TASK: The data must be written out once more, precisely as given.

[Stored records]
====

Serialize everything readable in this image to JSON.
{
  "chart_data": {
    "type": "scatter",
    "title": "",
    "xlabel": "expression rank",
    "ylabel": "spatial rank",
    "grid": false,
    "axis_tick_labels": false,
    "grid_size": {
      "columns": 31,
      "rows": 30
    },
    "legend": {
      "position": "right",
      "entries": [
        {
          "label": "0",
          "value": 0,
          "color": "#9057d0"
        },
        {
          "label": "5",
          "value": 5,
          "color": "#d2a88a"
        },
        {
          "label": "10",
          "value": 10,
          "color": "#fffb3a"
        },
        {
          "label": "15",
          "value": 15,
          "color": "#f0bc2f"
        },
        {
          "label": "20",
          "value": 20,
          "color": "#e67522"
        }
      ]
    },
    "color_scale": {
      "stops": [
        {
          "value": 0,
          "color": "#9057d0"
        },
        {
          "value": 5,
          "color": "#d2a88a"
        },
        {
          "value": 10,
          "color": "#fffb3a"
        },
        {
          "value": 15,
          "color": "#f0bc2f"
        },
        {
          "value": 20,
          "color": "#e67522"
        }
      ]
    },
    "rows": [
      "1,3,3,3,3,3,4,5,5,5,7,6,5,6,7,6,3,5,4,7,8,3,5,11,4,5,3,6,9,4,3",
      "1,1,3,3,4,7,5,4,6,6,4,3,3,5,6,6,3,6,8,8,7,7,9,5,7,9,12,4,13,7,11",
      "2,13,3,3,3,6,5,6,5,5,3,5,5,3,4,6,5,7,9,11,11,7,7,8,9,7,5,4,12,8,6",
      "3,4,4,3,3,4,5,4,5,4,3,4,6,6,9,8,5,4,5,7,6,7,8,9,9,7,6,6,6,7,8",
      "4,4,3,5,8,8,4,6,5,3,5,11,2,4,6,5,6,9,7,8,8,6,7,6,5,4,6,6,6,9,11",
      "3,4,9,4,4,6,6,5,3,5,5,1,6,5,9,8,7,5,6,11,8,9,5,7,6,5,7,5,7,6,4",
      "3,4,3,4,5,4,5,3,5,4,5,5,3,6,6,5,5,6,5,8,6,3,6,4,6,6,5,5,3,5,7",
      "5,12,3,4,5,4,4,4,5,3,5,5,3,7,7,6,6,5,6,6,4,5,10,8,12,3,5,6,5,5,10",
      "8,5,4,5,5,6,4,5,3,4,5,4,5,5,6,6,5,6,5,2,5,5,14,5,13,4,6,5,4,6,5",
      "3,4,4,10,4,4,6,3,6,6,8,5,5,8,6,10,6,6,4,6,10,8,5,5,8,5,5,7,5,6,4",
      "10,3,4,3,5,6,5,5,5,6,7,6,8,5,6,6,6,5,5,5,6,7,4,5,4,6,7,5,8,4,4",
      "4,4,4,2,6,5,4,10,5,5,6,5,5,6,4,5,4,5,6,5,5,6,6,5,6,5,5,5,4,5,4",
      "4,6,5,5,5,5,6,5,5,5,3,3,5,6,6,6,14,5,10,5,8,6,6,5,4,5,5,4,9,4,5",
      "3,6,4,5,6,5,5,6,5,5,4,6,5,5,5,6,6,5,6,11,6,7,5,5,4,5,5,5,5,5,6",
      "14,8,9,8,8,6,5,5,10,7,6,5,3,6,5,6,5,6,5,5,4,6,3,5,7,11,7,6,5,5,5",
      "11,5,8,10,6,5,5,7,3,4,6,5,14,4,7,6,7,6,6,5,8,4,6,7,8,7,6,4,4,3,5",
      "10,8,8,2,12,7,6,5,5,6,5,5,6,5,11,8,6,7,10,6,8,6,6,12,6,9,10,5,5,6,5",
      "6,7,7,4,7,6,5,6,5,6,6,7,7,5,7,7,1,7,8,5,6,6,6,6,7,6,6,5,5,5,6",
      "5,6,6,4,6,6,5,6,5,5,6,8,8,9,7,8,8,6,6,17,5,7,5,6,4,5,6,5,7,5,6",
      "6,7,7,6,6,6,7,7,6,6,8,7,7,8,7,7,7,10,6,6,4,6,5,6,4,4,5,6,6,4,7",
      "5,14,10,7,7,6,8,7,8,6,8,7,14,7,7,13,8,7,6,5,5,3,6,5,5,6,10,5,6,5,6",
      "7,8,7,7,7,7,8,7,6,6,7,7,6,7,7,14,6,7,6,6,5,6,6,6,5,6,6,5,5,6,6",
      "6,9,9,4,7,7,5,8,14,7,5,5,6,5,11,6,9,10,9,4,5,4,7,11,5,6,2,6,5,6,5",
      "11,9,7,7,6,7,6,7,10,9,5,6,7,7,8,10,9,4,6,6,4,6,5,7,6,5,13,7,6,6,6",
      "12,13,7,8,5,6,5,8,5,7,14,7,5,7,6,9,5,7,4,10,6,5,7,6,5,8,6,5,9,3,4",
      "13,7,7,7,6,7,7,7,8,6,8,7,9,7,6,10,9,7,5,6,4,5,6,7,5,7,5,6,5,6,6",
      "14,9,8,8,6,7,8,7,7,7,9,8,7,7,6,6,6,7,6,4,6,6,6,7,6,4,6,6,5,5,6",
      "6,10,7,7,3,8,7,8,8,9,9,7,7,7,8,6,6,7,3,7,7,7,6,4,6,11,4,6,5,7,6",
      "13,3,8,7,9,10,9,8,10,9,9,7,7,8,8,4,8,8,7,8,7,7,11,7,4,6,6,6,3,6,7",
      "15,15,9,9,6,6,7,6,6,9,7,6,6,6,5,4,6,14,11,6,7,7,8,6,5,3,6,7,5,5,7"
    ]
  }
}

====

COMPLETE ANSWER:
Serialize everything readable in this image to JSON.
{
  "chart_data": {
    "type": "scatter",
    "title": "",
    "xlabel": "expression rank",
    "ylabel": "spatial rank",
    "grid": false,
    "axis_tick_labels": false,
    "grid_size": {
      "columns": 31,
      "rows": 30
    },
    "legend": {
      "position": "right",
      "entries": [
        {
          "label": "0",
          "value": 0,
          "color": "#9057d0"
        },
        {
          "label": "5",
          "value": 5,
          "color": "#d2a88a"
        },
        {
          "label": "10",
          "value": 10,
          "color": "#fffb3a"
        },
        {
          "label": "15",
          "value": 15,
          "color": "#f0bc2f"
        },
        {
          "label": "20",
          "value": 20,
          "color": "#e67522"
        }
      ]
    },
    "color_scale": {
      "stops": [
        {
          "value": 0,
          "color": "#9057d0"
        },
        {
          "value": 5,
          "color": "#d2a88a"
        },
        {
          "value": 10,
          "color": "#fffb3a"
        },
        {
          "value": 15,
          "color": "#f0bc2f"
        },
        {
          "value": 20,
          "color": "#e67522"
        }
      ]
    },
    "rows": [
      "1,3,3,3,3,3,4,5,5,5,7,6,5,6,7,6,3,5,4,7,8,3,5,11,4,5,3,6,9,4,3",
      "1,1,3,3,4,7,5,4,6,6,4,3,3,5,6,6,3,6,8,8,7,7,9,5,7,9,12,4,13,7,11",
      "2,13,3,3,3,6,5,6,5,5,3,5,5,3,4,6,5,7,9,11,11,7,7,8,9,7,5,4,12,8,6",
      "3,4,4,3,3,4,5,4,5,4,3,4,6,6,9,8,5,4,5,7,6,7,8,9,9,7,6,6,6,7,8",
      "4,4,3,5,8,8,4,6,5,3,5,11,2,4,6,5,6,9,7,8,8,6,7,6,5,4,6,6,6,9,11",
      "3,4,9,4,4,6,6,5,3,5,5,1,6,5,9,8,7,5,6,11,8,9,5,7,6,5,7,5,7,6,4",
      "3,4,3,4,5,4,5,3,5,4,5,5,3,6,6,5,5,6,5,8,6,3,6,4,6,6,5,5,3,5,7",
      "5,12,3,4,5,4,4,4,5,3,5,5,3,7,7,6,6,5,6,6,4,5,10,8,12,3,5,6,5,5,10",
      "8,5,4,5,5,6,4,5,3,4,5,4,5,5,6,6,5,6,5,2,5,5,14,5,13,4,6,5,4,6,5",
      "3,4,4,10,4,4,6,3,6,6,8,5,5,8,6,10,6,6,4,6,10,8,5,5,8,5,5,7,5,6,4",
      "10,3,4,3,5,6,5,5,5,6,7,6,8,5,6,6,6,5,5,5,6,7,4,5,4,6,7,5,8,4,4",
      "4,4,4,2,6,5,4,10,5,5,6,5,5,6,4,5,4,5,6,5,5,6,6,5,6,5,5,5,4,5,4",
      "4,6,5,5,5,5,6,5,5,5,3,3,5,6,6,6,14,5,10,5,8,6,6,5,4,5,5,4,9,4,5",
      "3,6,4,5,6,5,5,6,5,5,4,6,5,5,5,6,6,5,6,11,6,7,5,5,4,5,5,5,5,5,6",
      "14,8,9,8,8,6,5,5,10,7,6,5,3,6,5,6,5,6,5,5,4,6,3,5,7,11,7,6,5,5,5",
      "11,5,8,10,6,5,5,7,3,4,6,5,14,4,7,6,7,6,6,5,8,4,6,7,8,7,6,4,4,3,5",
      "10,8,8,2,12,7,6,5,5,6,5,5,6,5,11,8,6,7,10,6,8,6,6,12,6,9,10,5,5,6,5",
      "6,7,7,4,7,6,5,6,5,6,6,7,7,5,7,7,1,7,8,5,6,6,6,6,7,6,6,5,5,5,6",
      "5,6,6,4,6,6,5,6,5,5,6,8,8,9,7,8,8,6,6,17,5,7,5,6,4,5,6,5,7,5,6",
      "6,7,7,6,6,6,7,7,6,6,8,7,7,8,7,7,7,10,6,6,4,6,5,6,4,4,5,6,6,4,7",
      "5,14,10,7,7,6,8,7,8,6,8,7,14,7,7,13,8,7,6,5,5,3,6,5,5,6,10,5,6,5,6",
      "7,8,7,7,7,7,8,7,6,6,7,7,6,7,7,14,6,7,6,6,5,6,6,6,5,6,6,5,5,6,6",
      "6,9,9,4,7,7,5,8,14,7,5,5,6,5,11,6,9,10,9,4,5,4,7,11,5,6,2,6,5,6,5",
      "11,9,7,7,6,7,6,7,10,9,5,6,7,7,8,10,9,4,6,6,4,6,5,7,6,5,13,7,6,6,6",
      "12,13,7,8,5,6,5,8,5,7,14,7,5,7,6,9,5,7,4,10,6,5,7,6,5,8,6,5,9,3,4",
      "13,7,7,7,6,7,7,7,8,6,8,7,9,7,6,10,9,7,5,6,4,5,6,7,5,7,5,6,5,6,6",
      "14,9,8,8,6,7,8,7,7,7,9,8,7,7,6,6,6,7,6,4,6,6,6,7,6,4,6,6,5,5,6",
      "6,10,7,7,3,8,7,8,8,9,9,7,7,7,8,6,6,7,3,7,7,7,6,4,6,11,4,6,5,7,6",
      "13,3,8,7,9,10,9,8,10,9,9,7,7,8,8,4,8,8,7,8,7,7,11,7,4,6,6,6,3,6,7",
      "15,15,9,9,6,6,7,6,6,9,7,6,6,6,5,4,6,14,11,6,7,7,8,6,5,3,6,7,5,5,7"
    ]
  }
}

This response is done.